● Direction:
Write out each line from the data below that includes the word "title".

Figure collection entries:
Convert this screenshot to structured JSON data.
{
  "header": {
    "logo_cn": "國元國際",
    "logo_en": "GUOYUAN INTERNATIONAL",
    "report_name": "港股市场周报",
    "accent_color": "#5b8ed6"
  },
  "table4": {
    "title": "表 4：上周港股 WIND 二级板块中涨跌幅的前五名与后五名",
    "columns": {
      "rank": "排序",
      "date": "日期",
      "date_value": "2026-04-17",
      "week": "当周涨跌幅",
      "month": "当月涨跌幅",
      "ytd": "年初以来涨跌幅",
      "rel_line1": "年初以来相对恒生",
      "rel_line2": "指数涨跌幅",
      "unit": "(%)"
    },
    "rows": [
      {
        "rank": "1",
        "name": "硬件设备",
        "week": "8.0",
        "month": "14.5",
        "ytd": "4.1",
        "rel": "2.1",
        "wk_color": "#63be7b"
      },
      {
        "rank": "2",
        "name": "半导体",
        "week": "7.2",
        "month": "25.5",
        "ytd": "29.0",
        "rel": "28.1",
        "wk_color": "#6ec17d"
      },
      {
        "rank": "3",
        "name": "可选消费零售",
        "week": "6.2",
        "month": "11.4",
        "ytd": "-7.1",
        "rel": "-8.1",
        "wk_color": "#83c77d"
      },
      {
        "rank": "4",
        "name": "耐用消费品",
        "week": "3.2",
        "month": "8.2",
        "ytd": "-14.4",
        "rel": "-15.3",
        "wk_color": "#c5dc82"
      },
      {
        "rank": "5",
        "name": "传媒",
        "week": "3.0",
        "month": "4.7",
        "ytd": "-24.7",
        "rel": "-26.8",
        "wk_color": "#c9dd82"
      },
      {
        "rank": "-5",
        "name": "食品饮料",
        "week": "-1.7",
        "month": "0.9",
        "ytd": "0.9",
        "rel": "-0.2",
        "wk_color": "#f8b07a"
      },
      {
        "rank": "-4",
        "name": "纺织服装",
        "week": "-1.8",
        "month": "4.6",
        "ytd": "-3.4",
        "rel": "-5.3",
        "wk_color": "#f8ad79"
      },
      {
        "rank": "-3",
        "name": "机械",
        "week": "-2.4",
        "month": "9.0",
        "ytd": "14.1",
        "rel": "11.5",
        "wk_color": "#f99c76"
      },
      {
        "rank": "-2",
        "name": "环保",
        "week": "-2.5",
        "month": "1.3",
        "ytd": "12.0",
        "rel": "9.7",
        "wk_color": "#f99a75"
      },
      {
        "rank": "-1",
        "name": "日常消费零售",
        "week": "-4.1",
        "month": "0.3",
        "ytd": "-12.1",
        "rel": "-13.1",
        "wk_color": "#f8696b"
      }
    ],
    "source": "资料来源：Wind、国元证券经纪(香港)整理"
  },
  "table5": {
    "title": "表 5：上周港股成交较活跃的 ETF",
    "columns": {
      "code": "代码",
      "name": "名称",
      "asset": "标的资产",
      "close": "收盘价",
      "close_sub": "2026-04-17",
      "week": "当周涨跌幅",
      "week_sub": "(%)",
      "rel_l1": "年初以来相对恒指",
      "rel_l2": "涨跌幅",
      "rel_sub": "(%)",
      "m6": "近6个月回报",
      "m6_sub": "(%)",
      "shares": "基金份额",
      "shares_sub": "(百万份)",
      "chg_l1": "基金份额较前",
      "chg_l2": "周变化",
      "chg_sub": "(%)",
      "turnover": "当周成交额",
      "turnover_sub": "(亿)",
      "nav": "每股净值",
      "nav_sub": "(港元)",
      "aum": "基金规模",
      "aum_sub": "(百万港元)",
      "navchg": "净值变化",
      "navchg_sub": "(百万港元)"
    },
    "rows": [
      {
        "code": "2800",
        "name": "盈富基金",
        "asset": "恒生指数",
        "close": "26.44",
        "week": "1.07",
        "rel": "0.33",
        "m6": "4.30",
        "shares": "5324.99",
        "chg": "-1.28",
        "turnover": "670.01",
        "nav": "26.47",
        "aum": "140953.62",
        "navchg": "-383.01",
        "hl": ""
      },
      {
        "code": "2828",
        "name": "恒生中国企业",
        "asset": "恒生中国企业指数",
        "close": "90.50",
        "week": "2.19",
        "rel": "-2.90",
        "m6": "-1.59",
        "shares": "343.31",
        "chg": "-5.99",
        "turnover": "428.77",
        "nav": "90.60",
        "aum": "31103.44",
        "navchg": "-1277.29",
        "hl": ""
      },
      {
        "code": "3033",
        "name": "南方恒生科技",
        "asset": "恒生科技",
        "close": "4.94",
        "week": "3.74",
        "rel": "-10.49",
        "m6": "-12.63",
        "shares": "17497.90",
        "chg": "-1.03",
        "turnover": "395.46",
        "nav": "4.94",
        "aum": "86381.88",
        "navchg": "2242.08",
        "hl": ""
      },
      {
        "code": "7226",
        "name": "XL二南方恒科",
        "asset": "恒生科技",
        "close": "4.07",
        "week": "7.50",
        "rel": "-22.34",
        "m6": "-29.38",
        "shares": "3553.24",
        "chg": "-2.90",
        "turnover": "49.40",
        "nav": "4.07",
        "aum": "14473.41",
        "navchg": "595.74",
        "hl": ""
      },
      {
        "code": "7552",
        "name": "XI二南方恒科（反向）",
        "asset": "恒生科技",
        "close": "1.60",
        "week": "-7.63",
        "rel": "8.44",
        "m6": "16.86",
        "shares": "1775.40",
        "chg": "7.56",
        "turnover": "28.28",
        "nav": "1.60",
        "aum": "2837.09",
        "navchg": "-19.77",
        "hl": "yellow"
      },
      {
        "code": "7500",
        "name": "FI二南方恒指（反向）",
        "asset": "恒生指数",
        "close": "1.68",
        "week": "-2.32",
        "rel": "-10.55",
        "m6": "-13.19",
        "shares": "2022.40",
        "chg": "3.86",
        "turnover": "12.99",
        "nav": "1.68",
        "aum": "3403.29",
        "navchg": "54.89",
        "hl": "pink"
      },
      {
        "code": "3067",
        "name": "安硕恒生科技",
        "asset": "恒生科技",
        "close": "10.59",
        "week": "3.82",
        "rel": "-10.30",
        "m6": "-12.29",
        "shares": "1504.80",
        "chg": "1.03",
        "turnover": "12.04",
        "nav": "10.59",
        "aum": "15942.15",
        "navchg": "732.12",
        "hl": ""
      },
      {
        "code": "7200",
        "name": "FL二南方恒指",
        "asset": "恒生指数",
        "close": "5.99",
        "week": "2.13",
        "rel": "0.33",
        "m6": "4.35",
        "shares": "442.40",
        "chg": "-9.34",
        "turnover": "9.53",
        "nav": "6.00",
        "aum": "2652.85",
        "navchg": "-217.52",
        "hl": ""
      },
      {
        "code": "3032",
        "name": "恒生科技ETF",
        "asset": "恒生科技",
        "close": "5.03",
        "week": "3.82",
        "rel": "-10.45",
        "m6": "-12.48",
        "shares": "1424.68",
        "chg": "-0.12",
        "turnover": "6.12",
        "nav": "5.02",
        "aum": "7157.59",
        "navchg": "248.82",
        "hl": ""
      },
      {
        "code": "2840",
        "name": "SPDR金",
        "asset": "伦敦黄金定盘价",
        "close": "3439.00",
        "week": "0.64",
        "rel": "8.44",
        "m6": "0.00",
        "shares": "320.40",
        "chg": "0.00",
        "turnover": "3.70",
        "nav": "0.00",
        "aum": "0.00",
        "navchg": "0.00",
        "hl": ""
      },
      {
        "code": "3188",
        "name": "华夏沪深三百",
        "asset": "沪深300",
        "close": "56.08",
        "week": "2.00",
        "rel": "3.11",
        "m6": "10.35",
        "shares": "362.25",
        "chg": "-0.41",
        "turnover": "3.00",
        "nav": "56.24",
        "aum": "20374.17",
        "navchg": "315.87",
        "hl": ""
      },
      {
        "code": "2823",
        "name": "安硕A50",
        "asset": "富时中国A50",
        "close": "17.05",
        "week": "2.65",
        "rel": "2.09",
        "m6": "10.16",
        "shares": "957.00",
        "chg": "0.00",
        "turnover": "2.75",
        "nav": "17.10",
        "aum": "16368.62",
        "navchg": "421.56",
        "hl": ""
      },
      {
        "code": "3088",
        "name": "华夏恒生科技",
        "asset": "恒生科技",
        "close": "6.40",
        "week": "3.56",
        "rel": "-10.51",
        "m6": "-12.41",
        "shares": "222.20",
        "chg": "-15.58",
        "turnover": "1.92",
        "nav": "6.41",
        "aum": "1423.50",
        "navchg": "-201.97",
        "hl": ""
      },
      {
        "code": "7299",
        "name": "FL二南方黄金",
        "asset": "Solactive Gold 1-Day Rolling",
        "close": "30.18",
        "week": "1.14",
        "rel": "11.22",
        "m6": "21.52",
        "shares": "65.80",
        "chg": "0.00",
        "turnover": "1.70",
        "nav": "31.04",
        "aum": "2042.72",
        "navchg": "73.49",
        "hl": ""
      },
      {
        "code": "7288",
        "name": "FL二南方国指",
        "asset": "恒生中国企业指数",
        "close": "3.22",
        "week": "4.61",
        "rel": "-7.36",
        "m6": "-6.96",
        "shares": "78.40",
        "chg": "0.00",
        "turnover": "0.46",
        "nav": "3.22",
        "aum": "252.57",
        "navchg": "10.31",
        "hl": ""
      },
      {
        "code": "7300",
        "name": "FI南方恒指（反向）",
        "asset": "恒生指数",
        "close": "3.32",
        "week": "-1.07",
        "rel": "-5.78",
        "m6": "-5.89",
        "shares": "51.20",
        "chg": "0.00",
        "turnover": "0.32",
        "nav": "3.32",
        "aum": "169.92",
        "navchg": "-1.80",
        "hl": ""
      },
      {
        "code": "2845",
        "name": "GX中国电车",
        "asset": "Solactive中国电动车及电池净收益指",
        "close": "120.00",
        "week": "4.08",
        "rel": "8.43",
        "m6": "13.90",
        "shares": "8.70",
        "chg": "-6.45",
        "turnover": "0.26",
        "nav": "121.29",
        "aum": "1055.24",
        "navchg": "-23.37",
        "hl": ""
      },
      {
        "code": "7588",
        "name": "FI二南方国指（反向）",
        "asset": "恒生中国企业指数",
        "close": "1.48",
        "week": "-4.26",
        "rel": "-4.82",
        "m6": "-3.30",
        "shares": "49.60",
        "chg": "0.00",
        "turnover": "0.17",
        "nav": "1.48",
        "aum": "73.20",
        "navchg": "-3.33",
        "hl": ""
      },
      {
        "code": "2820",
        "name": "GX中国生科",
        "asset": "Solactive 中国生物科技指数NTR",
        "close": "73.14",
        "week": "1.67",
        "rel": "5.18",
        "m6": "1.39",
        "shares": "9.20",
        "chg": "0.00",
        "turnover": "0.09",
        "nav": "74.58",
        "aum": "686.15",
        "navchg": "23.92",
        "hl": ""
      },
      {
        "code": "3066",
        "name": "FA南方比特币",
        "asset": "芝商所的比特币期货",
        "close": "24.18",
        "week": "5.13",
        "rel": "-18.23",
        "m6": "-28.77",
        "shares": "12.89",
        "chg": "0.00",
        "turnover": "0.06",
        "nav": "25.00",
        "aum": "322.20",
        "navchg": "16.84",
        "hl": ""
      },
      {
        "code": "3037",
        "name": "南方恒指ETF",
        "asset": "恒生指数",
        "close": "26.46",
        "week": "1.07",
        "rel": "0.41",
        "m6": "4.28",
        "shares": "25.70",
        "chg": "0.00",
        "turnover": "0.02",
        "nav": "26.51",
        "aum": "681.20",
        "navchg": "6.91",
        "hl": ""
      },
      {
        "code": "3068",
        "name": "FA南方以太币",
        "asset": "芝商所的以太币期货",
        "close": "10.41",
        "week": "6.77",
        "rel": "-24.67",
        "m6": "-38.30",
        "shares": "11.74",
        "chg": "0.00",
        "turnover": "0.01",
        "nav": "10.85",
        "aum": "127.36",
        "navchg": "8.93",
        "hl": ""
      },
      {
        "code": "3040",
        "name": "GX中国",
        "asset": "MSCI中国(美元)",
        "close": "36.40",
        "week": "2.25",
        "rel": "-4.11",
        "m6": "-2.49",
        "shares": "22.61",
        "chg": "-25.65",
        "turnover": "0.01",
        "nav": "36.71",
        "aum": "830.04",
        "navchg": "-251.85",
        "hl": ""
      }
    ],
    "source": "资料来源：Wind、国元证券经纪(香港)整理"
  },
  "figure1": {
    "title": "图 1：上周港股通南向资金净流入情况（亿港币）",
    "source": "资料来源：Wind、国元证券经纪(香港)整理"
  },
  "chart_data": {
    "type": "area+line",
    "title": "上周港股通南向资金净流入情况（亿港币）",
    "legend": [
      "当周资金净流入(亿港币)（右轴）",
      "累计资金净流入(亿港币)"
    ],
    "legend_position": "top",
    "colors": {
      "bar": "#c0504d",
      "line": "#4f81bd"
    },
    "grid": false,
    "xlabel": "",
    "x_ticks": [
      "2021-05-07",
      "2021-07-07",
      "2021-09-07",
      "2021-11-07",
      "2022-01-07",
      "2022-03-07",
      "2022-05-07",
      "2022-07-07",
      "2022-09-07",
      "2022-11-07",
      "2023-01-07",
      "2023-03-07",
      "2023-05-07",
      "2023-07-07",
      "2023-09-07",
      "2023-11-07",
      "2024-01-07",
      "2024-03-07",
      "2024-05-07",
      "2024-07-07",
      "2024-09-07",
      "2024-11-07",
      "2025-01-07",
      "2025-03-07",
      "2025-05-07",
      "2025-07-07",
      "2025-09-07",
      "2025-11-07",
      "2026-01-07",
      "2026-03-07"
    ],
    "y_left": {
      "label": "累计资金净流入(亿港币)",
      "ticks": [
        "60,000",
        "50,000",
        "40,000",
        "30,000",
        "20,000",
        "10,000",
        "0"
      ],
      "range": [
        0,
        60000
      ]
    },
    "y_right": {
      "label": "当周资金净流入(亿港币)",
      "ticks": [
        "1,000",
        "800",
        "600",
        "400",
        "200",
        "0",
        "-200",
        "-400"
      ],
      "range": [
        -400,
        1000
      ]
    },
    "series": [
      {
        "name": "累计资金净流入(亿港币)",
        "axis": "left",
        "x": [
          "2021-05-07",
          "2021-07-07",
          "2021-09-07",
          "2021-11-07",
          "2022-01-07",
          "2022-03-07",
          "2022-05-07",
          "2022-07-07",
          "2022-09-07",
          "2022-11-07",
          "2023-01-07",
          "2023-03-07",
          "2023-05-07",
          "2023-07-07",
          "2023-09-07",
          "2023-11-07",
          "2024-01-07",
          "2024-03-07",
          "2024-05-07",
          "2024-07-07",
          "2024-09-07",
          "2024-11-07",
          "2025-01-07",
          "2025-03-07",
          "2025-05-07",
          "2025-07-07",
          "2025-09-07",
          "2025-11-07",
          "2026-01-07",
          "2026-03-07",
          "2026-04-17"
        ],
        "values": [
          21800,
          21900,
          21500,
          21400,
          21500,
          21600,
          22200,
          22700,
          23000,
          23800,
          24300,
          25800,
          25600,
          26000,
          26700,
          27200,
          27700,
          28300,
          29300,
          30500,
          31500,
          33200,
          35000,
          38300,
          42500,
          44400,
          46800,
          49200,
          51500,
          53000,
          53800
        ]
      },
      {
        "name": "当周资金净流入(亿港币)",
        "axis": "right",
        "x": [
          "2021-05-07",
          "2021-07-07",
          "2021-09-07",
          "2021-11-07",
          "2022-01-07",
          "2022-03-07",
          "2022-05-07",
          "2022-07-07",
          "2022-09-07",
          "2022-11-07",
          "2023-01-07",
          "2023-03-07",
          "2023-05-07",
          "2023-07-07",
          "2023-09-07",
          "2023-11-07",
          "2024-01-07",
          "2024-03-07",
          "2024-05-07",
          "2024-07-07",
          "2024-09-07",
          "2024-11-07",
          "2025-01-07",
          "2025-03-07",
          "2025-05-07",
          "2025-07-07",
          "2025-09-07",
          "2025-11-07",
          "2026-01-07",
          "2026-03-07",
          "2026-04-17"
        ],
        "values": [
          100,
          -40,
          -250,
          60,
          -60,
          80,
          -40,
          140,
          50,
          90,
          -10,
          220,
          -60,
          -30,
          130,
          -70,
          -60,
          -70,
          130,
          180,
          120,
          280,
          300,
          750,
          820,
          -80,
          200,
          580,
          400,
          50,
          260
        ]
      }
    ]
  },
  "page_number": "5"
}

● Solution:
    "title": "表 4：上周港股 WIND 二级板块中涨跌幅的前五名与后五名",
    "title": "表 5：上周港股成交较活跃的 ETF",
    "title": "图 1：上周港股通南向资金净流入情况（亿港币）",
    "title": "上周港股通南向资金净流入情况（亿港币）",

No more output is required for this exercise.